◆ REQUIREMENT
Without further comment, state how many lines in the listing below contain the word "лицо".

◆ THE INPUT
####

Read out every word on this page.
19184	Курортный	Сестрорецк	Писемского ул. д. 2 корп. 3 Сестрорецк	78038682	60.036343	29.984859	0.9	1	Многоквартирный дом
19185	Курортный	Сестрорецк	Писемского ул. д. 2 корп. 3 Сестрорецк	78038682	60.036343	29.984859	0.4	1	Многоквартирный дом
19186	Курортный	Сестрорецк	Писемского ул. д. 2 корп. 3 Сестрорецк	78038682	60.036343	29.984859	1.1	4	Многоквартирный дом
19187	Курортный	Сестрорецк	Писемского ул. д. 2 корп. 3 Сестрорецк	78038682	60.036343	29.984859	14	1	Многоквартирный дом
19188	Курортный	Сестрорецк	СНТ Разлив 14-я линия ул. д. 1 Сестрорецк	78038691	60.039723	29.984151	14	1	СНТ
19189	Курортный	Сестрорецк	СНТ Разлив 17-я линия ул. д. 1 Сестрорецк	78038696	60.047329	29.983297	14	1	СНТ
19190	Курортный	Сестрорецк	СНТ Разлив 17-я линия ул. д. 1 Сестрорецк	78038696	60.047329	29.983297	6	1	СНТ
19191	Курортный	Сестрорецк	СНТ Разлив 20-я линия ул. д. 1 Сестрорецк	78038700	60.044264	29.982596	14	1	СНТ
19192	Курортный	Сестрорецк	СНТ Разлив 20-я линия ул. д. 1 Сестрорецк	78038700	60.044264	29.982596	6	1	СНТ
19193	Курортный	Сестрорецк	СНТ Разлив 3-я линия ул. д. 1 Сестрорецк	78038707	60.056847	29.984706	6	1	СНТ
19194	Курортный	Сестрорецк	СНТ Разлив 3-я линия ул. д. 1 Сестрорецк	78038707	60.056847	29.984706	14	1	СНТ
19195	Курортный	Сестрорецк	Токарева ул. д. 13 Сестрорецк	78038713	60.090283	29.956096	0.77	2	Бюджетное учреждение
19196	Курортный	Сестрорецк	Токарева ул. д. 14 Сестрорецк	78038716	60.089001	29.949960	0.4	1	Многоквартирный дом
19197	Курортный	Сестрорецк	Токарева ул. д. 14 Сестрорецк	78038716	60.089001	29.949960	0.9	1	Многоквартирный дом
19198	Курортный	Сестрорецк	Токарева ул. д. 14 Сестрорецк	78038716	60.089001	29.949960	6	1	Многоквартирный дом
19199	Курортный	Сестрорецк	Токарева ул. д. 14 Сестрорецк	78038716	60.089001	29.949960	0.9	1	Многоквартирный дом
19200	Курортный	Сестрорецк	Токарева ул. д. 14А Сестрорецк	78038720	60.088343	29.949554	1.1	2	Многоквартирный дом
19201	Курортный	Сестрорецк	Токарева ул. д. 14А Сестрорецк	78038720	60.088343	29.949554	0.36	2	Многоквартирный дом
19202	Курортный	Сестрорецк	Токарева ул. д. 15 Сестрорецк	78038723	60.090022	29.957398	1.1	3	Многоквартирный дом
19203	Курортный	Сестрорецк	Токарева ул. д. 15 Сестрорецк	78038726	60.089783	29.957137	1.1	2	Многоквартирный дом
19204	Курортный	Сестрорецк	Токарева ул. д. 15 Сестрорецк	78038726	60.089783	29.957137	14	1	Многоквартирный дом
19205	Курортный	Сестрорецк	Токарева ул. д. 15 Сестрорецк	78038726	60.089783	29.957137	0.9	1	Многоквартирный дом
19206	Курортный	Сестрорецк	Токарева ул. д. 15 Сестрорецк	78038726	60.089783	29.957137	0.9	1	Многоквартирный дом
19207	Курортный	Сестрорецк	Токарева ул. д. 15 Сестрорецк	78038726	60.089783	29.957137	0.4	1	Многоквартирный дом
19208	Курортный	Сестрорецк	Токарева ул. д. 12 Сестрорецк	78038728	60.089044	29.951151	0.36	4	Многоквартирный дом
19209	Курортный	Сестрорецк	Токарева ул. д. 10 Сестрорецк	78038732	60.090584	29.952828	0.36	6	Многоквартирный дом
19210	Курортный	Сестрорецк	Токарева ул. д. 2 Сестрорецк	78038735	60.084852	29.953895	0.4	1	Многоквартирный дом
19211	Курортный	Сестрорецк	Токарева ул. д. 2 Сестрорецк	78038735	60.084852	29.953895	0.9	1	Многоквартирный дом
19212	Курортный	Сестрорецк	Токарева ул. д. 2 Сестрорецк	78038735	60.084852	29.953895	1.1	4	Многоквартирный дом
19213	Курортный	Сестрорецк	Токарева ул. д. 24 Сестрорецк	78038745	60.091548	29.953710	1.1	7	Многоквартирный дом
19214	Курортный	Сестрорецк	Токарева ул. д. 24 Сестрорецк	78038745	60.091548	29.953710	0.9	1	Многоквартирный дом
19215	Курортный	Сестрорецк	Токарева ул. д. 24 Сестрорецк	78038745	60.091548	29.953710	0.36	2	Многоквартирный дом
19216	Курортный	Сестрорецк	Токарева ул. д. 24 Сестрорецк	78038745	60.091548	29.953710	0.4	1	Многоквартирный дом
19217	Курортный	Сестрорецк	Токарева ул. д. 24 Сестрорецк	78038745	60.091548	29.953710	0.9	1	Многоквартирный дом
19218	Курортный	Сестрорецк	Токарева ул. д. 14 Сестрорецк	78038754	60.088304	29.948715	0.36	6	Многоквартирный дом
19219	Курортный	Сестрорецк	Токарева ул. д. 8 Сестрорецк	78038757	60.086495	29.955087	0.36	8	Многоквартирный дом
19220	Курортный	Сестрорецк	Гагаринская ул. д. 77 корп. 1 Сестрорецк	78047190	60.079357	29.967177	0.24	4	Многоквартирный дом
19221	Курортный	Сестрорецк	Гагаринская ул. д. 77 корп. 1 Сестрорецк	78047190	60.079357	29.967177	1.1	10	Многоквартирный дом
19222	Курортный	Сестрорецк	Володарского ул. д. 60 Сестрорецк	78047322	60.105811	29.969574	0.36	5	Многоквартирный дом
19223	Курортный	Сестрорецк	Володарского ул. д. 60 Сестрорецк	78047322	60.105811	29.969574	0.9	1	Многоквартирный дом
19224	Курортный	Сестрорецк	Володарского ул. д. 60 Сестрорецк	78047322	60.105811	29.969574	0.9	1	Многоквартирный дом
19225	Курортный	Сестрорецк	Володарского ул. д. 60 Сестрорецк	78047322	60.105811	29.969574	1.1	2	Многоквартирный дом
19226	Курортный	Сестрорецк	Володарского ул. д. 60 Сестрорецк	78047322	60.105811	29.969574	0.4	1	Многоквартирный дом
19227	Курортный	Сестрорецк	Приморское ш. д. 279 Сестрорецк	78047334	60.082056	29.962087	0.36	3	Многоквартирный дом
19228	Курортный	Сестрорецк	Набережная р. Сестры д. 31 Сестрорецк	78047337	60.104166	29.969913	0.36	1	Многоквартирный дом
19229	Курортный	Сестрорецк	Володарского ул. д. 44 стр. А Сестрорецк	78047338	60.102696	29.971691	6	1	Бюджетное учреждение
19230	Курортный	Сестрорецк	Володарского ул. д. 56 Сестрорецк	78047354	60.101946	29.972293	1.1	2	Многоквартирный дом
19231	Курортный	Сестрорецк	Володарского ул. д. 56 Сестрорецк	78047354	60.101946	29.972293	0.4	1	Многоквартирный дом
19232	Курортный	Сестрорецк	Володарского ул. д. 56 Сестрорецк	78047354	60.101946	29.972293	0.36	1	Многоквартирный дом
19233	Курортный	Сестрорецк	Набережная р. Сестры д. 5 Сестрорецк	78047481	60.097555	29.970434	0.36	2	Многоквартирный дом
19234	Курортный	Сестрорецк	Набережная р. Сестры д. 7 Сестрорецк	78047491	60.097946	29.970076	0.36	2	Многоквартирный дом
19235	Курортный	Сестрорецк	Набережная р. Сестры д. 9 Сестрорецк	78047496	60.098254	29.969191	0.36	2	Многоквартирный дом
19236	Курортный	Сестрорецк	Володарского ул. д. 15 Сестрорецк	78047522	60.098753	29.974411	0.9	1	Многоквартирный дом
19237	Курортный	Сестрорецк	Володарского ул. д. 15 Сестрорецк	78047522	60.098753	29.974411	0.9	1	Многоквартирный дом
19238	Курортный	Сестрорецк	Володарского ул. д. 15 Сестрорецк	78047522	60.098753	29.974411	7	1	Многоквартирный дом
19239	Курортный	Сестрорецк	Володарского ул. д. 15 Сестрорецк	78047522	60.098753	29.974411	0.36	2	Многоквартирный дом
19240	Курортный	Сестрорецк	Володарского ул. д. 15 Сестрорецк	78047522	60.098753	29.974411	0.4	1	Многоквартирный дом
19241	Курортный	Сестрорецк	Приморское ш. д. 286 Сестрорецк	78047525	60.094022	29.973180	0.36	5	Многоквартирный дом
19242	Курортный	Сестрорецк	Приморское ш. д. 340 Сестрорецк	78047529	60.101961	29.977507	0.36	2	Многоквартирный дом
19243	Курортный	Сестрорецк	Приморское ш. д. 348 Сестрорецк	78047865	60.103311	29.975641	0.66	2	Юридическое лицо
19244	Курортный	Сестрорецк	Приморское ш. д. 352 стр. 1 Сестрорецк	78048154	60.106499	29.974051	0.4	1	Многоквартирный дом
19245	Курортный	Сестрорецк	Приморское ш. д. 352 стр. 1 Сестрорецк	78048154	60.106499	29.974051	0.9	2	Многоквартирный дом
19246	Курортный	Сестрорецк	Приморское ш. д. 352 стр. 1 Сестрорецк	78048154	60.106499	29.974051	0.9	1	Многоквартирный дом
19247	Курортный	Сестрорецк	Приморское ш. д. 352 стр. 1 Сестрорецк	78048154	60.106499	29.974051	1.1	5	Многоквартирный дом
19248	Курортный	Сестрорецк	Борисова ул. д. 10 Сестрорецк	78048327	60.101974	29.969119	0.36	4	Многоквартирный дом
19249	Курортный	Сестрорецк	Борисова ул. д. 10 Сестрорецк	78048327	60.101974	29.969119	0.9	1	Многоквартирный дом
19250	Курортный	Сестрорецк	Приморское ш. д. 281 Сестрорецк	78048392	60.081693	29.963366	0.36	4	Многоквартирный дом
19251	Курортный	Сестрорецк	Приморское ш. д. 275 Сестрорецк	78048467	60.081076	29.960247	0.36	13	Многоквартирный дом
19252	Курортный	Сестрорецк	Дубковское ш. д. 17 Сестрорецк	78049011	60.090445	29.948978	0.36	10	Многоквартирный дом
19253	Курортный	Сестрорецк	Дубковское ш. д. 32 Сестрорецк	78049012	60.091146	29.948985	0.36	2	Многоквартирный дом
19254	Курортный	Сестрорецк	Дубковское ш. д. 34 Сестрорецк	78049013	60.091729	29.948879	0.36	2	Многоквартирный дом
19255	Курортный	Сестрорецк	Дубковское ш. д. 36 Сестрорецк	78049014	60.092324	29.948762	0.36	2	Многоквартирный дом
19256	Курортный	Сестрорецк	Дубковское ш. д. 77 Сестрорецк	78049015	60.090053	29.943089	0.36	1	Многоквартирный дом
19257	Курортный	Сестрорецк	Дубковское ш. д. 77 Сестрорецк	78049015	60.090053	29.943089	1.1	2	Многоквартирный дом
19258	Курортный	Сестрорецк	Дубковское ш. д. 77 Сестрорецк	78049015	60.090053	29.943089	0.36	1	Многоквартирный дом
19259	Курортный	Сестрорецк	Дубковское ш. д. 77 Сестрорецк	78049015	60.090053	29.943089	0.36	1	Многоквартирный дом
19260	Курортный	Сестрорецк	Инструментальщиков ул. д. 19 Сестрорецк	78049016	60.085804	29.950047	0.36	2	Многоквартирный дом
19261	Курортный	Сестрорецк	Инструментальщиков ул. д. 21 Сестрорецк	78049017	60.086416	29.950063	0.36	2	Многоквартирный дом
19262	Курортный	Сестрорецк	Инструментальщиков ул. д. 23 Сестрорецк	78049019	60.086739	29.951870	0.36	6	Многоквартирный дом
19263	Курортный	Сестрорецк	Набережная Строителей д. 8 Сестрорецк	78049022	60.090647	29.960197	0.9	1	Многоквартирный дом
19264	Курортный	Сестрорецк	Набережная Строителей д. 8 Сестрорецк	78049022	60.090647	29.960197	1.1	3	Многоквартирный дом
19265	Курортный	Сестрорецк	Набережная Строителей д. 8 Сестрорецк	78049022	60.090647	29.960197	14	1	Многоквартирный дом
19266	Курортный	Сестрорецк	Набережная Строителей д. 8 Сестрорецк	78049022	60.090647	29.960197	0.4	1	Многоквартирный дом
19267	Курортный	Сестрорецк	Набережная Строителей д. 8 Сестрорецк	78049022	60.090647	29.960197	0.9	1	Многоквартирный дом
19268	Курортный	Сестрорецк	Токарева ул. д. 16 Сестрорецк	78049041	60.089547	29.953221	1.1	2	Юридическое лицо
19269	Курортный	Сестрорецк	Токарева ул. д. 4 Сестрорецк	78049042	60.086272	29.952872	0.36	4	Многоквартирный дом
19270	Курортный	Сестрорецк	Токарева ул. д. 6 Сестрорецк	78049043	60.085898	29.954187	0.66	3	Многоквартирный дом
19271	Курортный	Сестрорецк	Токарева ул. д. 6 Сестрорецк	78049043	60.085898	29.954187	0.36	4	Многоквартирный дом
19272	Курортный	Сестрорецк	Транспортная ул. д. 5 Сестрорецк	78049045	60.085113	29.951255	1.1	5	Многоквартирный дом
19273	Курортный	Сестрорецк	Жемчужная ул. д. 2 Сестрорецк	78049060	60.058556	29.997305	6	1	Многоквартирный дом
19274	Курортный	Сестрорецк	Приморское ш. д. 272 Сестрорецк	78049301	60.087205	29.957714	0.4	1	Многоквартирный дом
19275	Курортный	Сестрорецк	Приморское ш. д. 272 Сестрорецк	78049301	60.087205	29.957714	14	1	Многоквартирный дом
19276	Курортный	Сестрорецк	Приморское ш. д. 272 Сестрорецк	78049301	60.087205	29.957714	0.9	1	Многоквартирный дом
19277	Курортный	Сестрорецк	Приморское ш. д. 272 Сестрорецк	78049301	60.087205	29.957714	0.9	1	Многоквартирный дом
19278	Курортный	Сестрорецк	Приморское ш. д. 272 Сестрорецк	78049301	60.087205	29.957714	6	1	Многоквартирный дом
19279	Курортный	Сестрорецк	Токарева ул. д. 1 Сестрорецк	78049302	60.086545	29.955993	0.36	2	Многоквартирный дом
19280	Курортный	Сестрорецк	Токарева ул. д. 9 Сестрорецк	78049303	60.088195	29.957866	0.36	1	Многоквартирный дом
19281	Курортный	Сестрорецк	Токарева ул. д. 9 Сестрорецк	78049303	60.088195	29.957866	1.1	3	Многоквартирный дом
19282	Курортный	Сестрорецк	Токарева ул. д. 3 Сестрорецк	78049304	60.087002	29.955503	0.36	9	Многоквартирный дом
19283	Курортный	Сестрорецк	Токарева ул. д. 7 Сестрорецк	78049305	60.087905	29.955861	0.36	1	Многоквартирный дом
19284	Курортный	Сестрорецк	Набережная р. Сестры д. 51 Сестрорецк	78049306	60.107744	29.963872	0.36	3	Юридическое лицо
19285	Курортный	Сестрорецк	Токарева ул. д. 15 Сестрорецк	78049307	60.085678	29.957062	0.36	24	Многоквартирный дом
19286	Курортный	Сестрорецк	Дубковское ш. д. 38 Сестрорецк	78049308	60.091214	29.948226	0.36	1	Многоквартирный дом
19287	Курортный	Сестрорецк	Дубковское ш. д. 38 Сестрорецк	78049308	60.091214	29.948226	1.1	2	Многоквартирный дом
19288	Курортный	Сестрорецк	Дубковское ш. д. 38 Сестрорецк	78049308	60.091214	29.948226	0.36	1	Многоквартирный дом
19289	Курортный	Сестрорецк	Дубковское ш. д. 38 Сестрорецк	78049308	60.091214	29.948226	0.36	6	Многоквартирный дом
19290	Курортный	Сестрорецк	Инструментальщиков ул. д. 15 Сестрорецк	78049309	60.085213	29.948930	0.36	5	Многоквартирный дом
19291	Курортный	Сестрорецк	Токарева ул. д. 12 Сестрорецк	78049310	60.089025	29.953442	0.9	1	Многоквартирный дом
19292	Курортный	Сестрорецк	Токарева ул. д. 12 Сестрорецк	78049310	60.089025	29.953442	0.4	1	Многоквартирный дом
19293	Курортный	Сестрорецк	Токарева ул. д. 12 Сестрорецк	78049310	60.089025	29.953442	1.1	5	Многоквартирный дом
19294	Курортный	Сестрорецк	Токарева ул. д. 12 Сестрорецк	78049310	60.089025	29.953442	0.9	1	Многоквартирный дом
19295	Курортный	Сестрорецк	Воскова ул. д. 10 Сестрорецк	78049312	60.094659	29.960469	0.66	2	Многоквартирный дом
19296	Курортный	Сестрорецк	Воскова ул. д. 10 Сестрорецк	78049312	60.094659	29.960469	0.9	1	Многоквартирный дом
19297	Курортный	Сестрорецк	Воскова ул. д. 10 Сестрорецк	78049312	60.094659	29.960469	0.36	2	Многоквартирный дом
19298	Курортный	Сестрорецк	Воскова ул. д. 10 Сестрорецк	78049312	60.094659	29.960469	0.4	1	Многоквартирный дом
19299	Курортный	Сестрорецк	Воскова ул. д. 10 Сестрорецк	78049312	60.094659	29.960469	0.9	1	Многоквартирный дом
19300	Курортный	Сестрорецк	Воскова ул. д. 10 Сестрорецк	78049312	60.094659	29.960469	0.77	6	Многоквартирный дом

####

◆ RESULT OF THE EXERCISE
3